[AUFGABENSTELLUNG] Fassen Sie den Ausgangstext über die Brexit-Befürworter nach dem Mord an Jo Cox in zwei Sätzen zusammen.

[AUSGANGSTEXT]
Briten wünschen sich mehr Behutsamkeit
Brexit-Befürworter haben nach Mord an der Abgeordneten Jo Cox ein Problem: Aggressive Rhetorik halten viele Briten für nicht angemessen.
Ausgerechnet in dieser wichtigsten aller wichtigen Wochen, in der die Briten über die Mitgliedschaft in der EU abstimmen, ringen die Austrittsbefürworter um Einigkeit und den angemessenen Ton. Sie stecken in einem Dilemma, nachdem am vergangenen Donnerstag die britische Labour-Abgeordnete und EU-Freundin Jo Cox auf offener Straße ermordet wurde.
Daraufhin kritisierten viele die seit Monaten garstig geführte Debatte. So ätzen zwar beide Seiten gegeneinander, doch vor allem die EU-Feinde schossen immer schärfer, schriller und schonungsloser gegen Einwanderer und das PolitEstablishment. Aus der EU auszutreten, um die Zahl der Immigration zu drosseln, ist ihr schlagendstes Argument, mit dem sie die Ängste vieler Briten einfangen. Noch ist nicht klar, ob der Mörder von Cox aus rechtsradikalen Motiven gehandelt hat, doch der Vorwurf, ein „vergiftetes Klima des Hasses“kreiert zu haben, klebt am Brexit-Lager.
Beide Seiten hatten den Wahlkampf aus Respekt vor Cox für wenige Tage ausgesetzt. Als es am Sonntag weiterging, wurde sofort offenbar, wie schwer sich die Europaskeptiker mit der veränderten Situation taten. Dann mussten sie einen weiteren Rückschlag hinnehmen. Die bekannte Oberhaus-Abgeordnete und ehemalige Vorsitzende der Konservativen, Baroness Sayeeda Warsi, wechselte auf die Seite der EU-Freunde und begründete den Schritt mit Worten, die man bei den sogenannten Brexiteers derzeit unbedingt vermeiden will: „Wollen wir wirklich Lügen erzählen und Hass und Fremdenfeindlichkeit verbreiten, nur um eine Kampagne zu gewinnen?“Sie könne das nicht länger unterstützen und verwies auf ein Plakat der rechtspopulistischen Unabhängigkeitspartei Ukip, das deren Chef Nigel Farage nur wenige Stunden vor dem Mord an Jo Cox vorgestellt hatte. Es zeigt eine lange Menschenschlange aus Einwanderern und Flüchtlingen, überschrieben mit „Breaking Point“– Bruchstelle.

[DATENAUSZUG]
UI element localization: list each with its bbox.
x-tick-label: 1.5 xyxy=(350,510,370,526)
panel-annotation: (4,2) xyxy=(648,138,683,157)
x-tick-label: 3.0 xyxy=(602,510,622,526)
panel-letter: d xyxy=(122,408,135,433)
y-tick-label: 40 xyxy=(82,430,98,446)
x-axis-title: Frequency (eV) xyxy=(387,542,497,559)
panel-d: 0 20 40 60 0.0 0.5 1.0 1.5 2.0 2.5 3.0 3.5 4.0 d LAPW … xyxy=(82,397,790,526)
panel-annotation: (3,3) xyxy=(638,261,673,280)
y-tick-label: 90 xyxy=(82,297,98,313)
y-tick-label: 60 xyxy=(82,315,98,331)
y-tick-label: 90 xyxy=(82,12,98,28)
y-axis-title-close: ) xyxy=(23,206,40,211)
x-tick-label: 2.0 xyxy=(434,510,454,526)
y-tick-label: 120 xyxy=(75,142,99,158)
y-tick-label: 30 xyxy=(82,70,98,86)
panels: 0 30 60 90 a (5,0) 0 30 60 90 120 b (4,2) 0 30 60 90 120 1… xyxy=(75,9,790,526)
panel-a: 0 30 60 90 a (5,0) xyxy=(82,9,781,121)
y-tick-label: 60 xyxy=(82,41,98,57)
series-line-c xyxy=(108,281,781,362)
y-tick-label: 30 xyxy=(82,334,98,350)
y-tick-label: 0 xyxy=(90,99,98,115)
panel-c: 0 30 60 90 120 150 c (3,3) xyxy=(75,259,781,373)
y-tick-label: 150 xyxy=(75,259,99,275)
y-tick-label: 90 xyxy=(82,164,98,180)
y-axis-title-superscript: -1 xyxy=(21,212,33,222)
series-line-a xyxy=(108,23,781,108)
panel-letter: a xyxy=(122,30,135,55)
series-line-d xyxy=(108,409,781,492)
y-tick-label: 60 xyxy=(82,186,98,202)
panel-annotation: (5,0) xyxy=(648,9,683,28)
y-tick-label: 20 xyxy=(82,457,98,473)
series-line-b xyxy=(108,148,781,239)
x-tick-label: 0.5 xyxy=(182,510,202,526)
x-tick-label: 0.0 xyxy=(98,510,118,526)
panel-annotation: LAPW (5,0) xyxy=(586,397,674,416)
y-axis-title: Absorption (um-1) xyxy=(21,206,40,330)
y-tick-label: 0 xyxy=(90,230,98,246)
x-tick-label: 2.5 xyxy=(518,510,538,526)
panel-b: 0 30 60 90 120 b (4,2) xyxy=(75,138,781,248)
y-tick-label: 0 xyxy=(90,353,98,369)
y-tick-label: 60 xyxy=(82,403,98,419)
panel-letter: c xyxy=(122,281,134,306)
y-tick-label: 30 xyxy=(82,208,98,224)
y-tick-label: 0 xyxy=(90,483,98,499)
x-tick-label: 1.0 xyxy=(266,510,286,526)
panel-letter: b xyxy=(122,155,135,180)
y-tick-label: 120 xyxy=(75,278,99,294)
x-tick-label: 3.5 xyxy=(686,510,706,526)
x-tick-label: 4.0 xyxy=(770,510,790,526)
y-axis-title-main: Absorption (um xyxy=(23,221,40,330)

[LÖSUNG] Nach dem Mord an der Labour-Abgeordneten und EU-Freundin Jo Cox ringen die Austrittsbefürworter in der Woche der Abstimmung über die EU-Mitgliedschaft um Einigkeit und den angemessenen Ton. An ihnen klebt der Vorwurf, mit ihren scharfen Angriffen auf Einwanderer ein „vergiftetes Klima des Hasses“ kreiert zu haben, und nach der Wiederaufnahme des Wahlkampfs wechselte zudem Baroness Sayeeda Warsi mit Verweis auf Lügen, Hass und Fremdenfeindlichkeit sowie auf ein Ukip-Plakat von Nigel Farage auf die Seite der EU-Freunde.